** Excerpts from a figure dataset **
══════════

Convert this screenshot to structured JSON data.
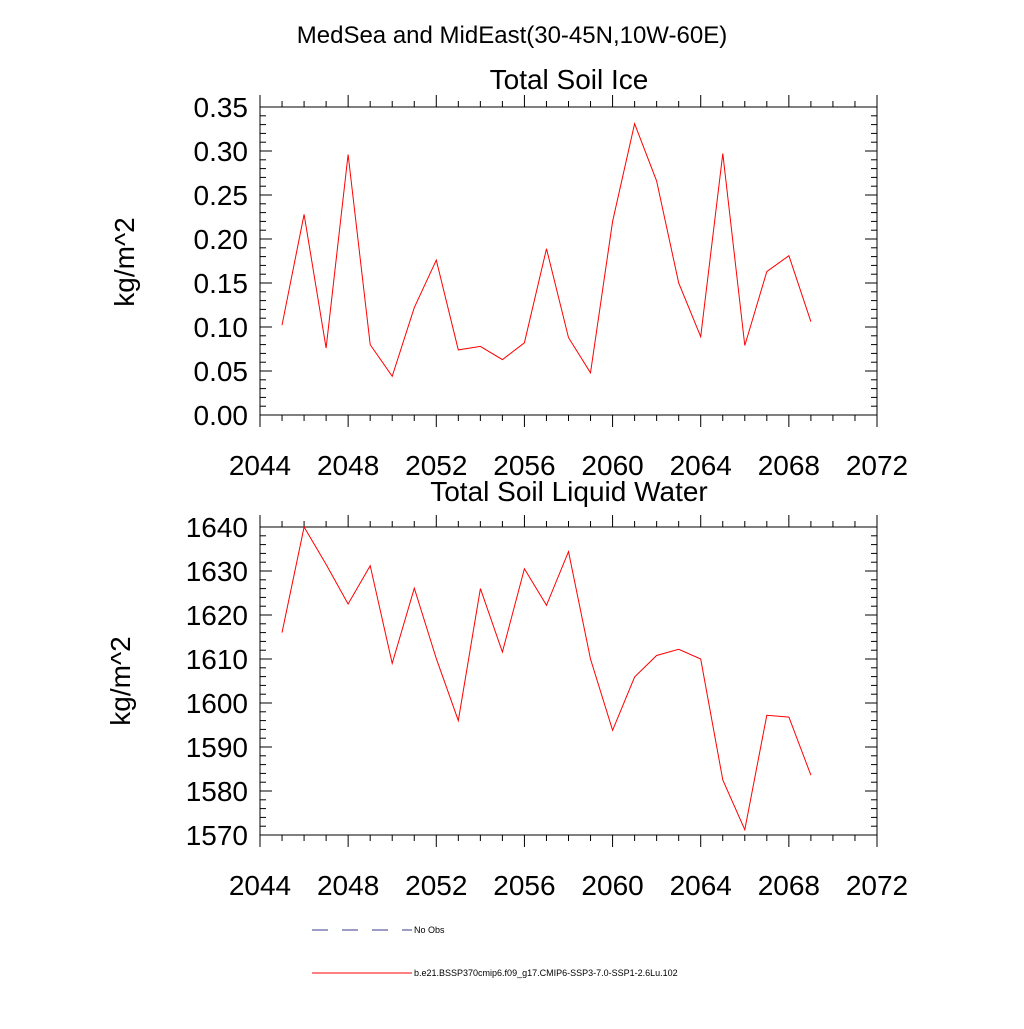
{
  "suptitle": "MedSea and MidEast(30-45N,10W-60E)",
  "chart_data": [
    {
      "type": "line",
      "title": "Total Soil Ice",
      "ylabel": "kg/m^2",
      "xlabel": "",
      "xlim": [
        2044,
        2072
      ],
      "ylim": [
        0,
        0.35
      ],
      "xticks": [
        2044,
        2048,
        2052,
        2056,
        2060,
        2064,
        2068,
        2072
      ],
      "xtick_labels": [
        "2044",
        "2048",
        "2052",
        "2056",
        "2060",
        "2064",
        "2068",
        "2072"
      ],
      "yticks": [
        0,
        0.05,
        0.1,
        0.15,
        0.2,
        0.25,
        0.3,
        0.35
      ],
      "ytick_labels": [
        "0.00",
        "0.05",
        "0.10",
        "0.15",
        "0.20",
        "0.25",
        "0.30",
        "0.35"
      ],
      "x": [
        2045,
        2046,
        2047,
        2048,
        2049,
        2050,
        2051,
        2052,
        2053,
        2054,
        2055,
        2056,
        2057,
        2058,
        2059,
        2060,
        2061,
        2062,
        2063,
        2064,
        2065,
        2066,
        2067,
        2068,
        2069
      ],
      "series": [
        {
          "name": "b.e21.BSSP370cmip6.f09_g17.CMIP6-SSP3-7.0-SSP1-2.6Lu.102",
          "color": "#ff0000",
          "values": [
            0.102,
            0.228,
            0.076,
            0.296,
            0.08,
            0.044,
            0.122,
            0.176,
            0.074,
            0.078,
            0.063,
            0.082,
            0.189,
            0.088,
            0.048,
            0.22,
            0.331,
            0.266,
            0.15,
            0.089,
            0.297,
            0.079,
            0.163,
            0.181,
            0.106
          ]
        }
      ]
    },
    {
      "type": "line",
      "title": "Total Soil Liquid Water",
      "ylabel": "kg/m^2",
      "xlabel": "",
      "xlim": [
        2044,
        2072
      ],
      "ylim": [
        1570,
        1640
      ],
      "xticks": [
        2044,
        2048,
        2052,
        2056,
        2060,
        2064,
        2068,
        2072
      ],
      "xtick_labels": [
        "2044",
        "2048",
        "2052",
        "2056",
        "2060",
        "2064",
        "2068",
        "2072"
      ],
      "yticks": [
        1570,
        1580,
        1590,
        1600,
        1610,
        1620,
        1630,
        1640
      ],
      "ytick_labels": [
        "1570",
        "1580",
        "1590",
        "1600",
        "1610",
        "1620",
        "1630",
        "1640"
      ],
      "x": [
        2045,
        2046,
        2047,
        2048,
        2049,
        2050,
        2051,
        2052,
        2053,
        2054,
        2055,
        2056,
        2057,
        2058,
        2059,
        2060,
        2061,
        2062,
        2063,
        2064,
        2065,
        2066,
        2067,
        2068,
        2069
      ],
      "series": [
        {
          "name": "b.e21.BSSP370cmip6.f09_g17.CMIP6-SSP3-7.0-SSP1-2.6Lu.102",
          "color": "#ff0000",
          "values": [
            1616.0,
            1640.0,
            1631.5,
            1622.5,
            1631.2,
            1609.0,
            1626.1,
            1610.1,
            1596.0,
            1626.0,
            1611.6,
            1630.5,
            1622.2,
            1634.4,
            1610.0,
            1593.8,
            1605.9,
            1610.8,
            1612.2,
            1610.0,
            1582.5,
            1571.2,
            1597.2,
            1596.8,
            1583.6
          ]
        }
      ]
    }
  ],
  "legend": [
    {
      "label": "No Obs",
      "color": "#3a3a8c",
      "dash": true
    },
    {
      "label": "b.e21.BSSP370cmip6.f09_g17.CMIP6-SSP3-7.0-SSP1-2.6Lu.102",
      "color": "#ff0000",
      "dash": false
    }
  ]
}
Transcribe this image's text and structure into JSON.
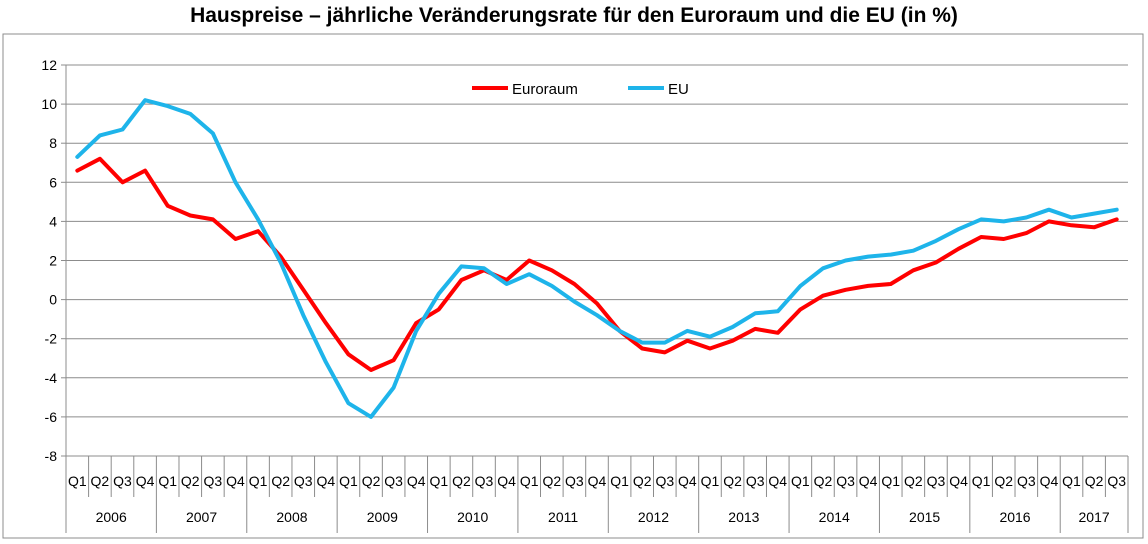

══════════

Repeat the records above exactly, leaving out any pictures they contain.

Convert this screenshot to structured JSON data.
{
  "suptitle": "MedSea and MidEast(30-45N,10W-60E)",
  "chart_data": [
    {
      "type": "line",
      "title": "Total Soil Ice",
      "ylabel": "kg/m^2",
      "xlabel": "",
      "xlim": [
        2044,
        2072
      ],
      "ylim": [
        0,
        0.35
      ],
      "xticks": [
        2044,
        2048,
        2052,
        2056,
        2060,
        2064,
        2068,
        2072
      ],
      "xtick_labels": [
        "2044",
        "2048",
        "2052",
        "2056",
        "2060",
        "2064",
        "2068",
        "2072"
      ],
      "yticks": [
        0,
        0.05,
        0.1,
        0.15,
        0.2,
        0.25,
        0.3,
        0.35
      ],
      "ytick_labels": [
        "0.00",
        "0.05",
        "0.10",
        "0.15",
        "0.20",
        "0.25",
        "0.30",
        "0.35"
      ],
      "x": [
        2045,
        2046,
        2047,
        2048,
        2049,
        2050,
        2051,
        2052,
        2053,
        2054,
        2055,
        2056,
        2057,
        2058,
        2059,
        2060,
        2061,
        2062,
        2063,
        2064,
        2065,
        2066,
        2067,
        2068,
        2069
      ],
      "series": [
        {
          "name": "b.e21.BSSP370cmip6.f09_g17.CMIP6-SSP3-7.0-SSP1-2.6Lu.102",
          "color": "#ff0000",
          "values": [
            0.102,
            0.228,
            0.076,
            0.296,
            0.08,
            0.044,
            0.122,
            0.176,
            0.074,
            0.078,
            0.063,
            0.082,
            0.189,
            0.088,
            0.048,
            0.22,
            0.331,
            0.266,
            0.15,
            0.089,
            0.297,
            0.079,
            0.163,
            0.181,
            0.106
          ]
        }
      ]
    },
    {
      "type": "line",
      "title": "Total Soil Liquid Water",
      "ylabel": "kg/m^2",
      "xlabel": "",
      "xlim": [
        2044,
        2072
      ],
      "ylim": [
        1570,
        1640
      ],
      "xticks": [
        2044,
        2048,
        2052,
        2056,
        2060,
        2064,
        2068,
        2072
      ],
      "xtick_labels": [
        "2044",
        "2048",
        "2052",
        "2056",
        "2060",
        "2064",
        "2068",
        "2072"
      ],
      "yticks": [
        1570,
        1580,
        1590,
        1600,
        1610,
        1620,
        1630,
        1640
      ],
      "ytick_labels": [
        "1570",
        "1580",
        "1590",
        "1600",
        "1610",
        "1620",
        "1630",
        "1640"
      ],
      "x": [
        2045,
        2046,
        2047,
        2048,
        2049,
        2050,
        2051,
        2052,
        2053,
        2054,
        2055,
        2056,
        2057,
        2058,
        2059,
        2060,
        2061,
        2062,
        2063,
        2064,
        2065,
        2066,
        2067,
        2068,
        2069
      ],
      "series": [
        {
          "name": "b.e21.BSSP370cmip6.f09_g17.CMIP6-SSP3-7.0-SSP1-2.6Lu.102",
          "color": "#ff0000",
          "values": [
            1616.0,
            1640.0,
            1631.5,
            1622.5,
            1631.2,
            1609.0,
            1626.1,
            1610.1,
            1596.0,
            1626.0,
            1611.6,
            1630.5,
            1622.2,
            1634.4,
            1610.0,
            1593.8,
            1605.9,
            1610.8,
            1612.2,
            1610.0,
            1582.5,
            1571.2,
            1597.2,
            1596.8,
            1583.6
          ]
        }
      ]
    }
  ],
  "legend": [
    {
      "label": "No Obs",
      "color": "#3a3a8c",
      "dash": true
    },
    {
      "label": "b.e21.BSSP370cmip6.f09_g17.CMIP6-SSP3-7.0-SSP1-2.6Lu.102",
      "color": "#ff0000",
      "dash": false
    }
  ]
}
Transcribe this image's text and structure into JSON.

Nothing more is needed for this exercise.